■ Problem description: Extend the interview below with Steve Perlman about the OnLive cloud gaming service, picking up from its last sentence.

┌─ Supplied text

IEEE member Steve Perlman’s inventions include QuickTime, WebTV, and the Mova Contour facial capture system, which made Brad Pitt’s Benjamin Button character so lifelike that the movie won the 2009 Oscar for visual effects. Perlman’s latest creation is OnLive, a cloud gaming service due out in the United States and Canada in the fourth quarter of 2009 and elsewhere later on. Announced at the Game Developers Conference, held 23 to 27 March in San Francisco, OnLive has already generated a lot of buzz—and skepticism—about its ability to change the gaming industry. Perlman, OnLive’s CEO, spoke with Anna Bogdanowicz on 2 April 2009 about the origins of OnLive, how console makers will have to respond, and how Internet Protocol telephony—of all things—made cloud gaming possible.
IEEE Spectrum: How does OnLive work?
Steve Perlman: The games run on high-performance servers in our five service centers in the United States. If you have a PC or Mac, you download a 1-megabyte plug-in from OnLive.com to your browser, and if you want to play on your TV, we provide you with a Microconsole. Then you hook up your PC, Mac, or Microconsole to your DSL cable modem, or fiber-to-the-home connection, and you can play all the games you want. When you hit a button on the controller or on your mouse, that message gets sent up to the server that’s playing your game in our service center. The game calculates the next frame, and then, using a proprietary compression technology we developed, it compresses the video and sends it immediately through the Internet. It appears on your screen so rapidly that perceptually it appears that the game is running locally.
Spectrum: What are the requirements to use OnLive?
SP: Any Intel-based Mac and pretty much any PC running XP or Vista will run our client—it’s not very demanding. All you need is a broadband connection. There’s no GPU needed; we’re only using the CPU for the decompression. So even if you have a very-low-performance computer, you can go for it.
Spectrum: How did you develop OnLive?
SP: My idea for OnLive came in 2002. It grew out of my realization that the amount of computing power that was going to be needed to achieve the level of realism video games were approaching would soon be impractical for a device you hook up to your TV in the living room. I began to realize, Gee, these boxes are getting bigger and bigger.

└─
┌─ Provided information

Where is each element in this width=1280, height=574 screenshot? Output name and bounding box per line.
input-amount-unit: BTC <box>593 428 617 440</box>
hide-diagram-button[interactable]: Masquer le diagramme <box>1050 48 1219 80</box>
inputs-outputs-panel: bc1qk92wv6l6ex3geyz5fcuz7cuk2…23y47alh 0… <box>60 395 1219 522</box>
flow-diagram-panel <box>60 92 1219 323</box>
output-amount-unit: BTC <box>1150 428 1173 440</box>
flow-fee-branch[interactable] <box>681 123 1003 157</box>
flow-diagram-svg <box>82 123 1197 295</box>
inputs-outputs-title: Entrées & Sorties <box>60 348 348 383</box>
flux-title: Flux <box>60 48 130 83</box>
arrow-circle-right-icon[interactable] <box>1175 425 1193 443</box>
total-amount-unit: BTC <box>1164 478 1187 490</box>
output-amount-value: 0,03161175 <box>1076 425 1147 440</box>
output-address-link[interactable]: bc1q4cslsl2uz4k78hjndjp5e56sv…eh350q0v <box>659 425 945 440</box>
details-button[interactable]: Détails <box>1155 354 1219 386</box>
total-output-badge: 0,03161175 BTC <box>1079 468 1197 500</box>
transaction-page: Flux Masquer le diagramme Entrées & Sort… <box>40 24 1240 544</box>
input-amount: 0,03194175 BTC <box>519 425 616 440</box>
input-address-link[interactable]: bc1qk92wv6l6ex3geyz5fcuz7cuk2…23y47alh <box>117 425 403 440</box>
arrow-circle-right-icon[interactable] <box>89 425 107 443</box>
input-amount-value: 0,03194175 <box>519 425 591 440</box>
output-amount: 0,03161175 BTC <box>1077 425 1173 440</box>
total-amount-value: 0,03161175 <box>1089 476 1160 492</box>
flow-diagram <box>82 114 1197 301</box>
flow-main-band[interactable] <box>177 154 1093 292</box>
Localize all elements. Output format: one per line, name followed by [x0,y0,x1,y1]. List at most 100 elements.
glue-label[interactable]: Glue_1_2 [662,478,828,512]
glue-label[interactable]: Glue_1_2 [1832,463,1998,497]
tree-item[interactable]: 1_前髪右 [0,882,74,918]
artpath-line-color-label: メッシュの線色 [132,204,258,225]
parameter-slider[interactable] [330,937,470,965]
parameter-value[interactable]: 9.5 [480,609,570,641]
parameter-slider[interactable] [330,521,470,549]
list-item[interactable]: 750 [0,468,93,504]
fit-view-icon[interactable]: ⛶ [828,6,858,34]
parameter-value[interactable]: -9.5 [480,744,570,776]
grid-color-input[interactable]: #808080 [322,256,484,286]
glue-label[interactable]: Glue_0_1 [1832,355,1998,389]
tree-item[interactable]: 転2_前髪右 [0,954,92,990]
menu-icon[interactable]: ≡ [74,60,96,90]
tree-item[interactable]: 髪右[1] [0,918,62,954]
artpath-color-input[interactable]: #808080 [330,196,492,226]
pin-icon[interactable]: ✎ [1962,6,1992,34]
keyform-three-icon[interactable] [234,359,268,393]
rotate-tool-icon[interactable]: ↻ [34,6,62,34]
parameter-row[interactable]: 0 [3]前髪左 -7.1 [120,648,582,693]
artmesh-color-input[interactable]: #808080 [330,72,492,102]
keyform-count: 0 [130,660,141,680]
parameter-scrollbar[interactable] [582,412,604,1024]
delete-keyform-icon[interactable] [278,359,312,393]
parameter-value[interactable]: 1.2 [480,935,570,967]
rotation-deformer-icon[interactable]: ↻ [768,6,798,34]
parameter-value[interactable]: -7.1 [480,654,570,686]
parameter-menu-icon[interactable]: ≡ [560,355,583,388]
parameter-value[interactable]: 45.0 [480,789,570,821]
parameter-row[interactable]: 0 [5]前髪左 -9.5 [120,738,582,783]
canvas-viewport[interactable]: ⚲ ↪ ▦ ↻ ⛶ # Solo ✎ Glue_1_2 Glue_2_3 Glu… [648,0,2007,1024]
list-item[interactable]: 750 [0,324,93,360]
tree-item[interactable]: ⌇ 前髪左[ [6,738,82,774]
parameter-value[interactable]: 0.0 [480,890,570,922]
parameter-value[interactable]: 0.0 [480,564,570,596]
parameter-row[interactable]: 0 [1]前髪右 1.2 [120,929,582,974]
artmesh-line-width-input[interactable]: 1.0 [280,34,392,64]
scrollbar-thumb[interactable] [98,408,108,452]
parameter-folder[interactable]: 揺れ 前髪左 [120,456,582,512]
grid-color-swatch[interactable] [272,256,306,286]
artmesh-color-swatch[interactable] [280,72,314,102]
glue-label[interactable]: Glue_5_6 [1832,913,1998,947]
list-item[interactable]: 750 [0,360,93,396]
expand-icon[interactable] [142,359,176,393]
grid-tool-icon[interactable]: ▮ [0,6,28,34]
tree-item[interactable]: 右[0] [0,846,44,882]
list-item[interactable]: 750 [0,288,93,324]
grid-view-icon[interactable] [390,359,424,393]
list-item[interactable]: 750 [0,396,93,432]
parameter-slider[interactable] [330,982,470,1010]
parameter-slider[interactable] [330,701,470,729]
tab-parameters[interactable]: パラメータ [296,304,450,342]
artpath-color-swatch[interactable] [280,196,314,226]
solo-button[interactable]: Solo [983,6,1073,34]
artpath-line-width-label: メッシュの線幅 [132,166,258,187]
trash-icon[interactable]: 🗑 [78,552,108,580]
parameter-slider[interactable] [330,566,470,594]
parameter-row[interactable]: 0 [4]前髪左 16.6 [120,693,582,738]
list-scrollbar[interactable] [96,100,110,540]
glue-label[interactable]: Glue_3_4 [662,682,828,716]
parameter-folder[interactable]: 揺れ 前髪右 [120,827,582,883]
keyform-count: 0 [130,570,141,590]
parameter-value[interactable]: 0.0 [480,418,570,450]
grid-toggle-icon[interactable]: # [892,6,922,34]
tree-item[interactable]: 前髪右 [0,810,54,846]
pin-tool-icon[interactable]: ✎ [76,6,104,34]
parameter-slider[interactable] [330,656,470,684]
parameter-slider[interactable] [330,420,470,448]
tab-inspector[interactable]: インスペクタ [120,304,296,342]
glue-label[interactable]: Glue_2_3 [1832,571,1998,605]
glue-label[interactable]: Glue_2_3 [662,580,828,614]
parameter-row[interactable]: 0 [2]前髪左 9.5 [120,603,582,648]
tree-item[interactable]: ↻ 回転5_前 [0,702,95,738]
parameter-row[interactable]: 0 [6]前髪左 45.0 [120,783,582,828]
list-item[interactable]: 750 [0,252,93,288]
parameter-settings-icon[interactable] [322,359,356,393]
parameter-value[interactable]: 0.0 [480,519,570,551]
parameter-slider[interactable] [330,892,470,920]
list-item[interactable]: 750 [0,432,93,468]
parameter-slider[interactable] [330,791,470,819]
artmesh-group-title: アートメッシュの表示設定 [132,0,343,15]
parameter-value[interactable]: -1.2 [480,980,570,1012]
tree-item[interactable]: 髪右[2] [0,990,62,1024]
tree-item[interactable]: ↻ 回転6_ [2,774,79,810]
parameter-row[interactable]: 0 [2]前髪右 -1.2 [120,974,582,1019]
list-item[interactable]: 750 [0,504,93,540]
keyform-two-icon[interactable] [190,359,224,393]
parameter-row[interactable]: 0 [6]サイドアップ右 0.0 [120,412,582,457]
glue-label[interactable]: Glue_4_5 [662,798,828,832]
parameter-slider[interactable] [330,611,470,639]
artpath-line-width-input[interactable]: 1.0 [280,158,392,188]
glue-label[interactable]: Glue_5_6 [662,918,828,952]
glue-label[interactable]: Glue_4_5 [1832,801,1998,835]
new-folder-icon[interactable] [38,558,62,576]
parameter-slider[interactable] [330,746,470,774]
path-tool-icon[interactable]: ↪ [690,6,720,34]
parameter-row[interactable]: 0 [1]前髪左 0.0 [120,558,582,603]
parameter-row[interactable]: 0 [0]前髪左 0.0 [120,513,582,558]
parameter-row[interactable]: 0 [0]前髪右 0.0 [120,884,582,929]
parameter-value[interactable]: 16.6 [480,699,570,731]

└─

■ Exercise response:
One of the things about being an engineer is that you like Moore’s Law. Given the growth of some sort of demand—in this case computer graphics demand—you just project what size silicon is needed and how much power and cooling will be needed. If you follow that, you realize that what would be needed for the new games coming out would outstrip the pace of what could be developed in a home setting.
We developed the facial capture technology, for example, for photorealistic humans, so I knew exactly what kind of level of computing power was going to be needed for that. I also knew that by the end of this decade we are going to see games with photorealistic humans. To run those kinds of graphics at home, the console would have to be a huge monster box that would have big fans in it and cost [US] $1000, and no one’s going to buy it. So I said, ”If I can’t put computing power in the home, where can I put it?” The answer had to be the cloud.
I had been thinking of online games for a long time. Back in 1982, I worked for Atari as a summer intern, and I proposed something to them, which they thought was a pretty dumb idea at the time. It was called AtariNet, and it would have allowed kids to play against one another over a phone line. They were not really impressed. They said, ”People want to play games by themselves; they don’t want to tie up their phone lines.” So this is something that’s been a longtime dream for me.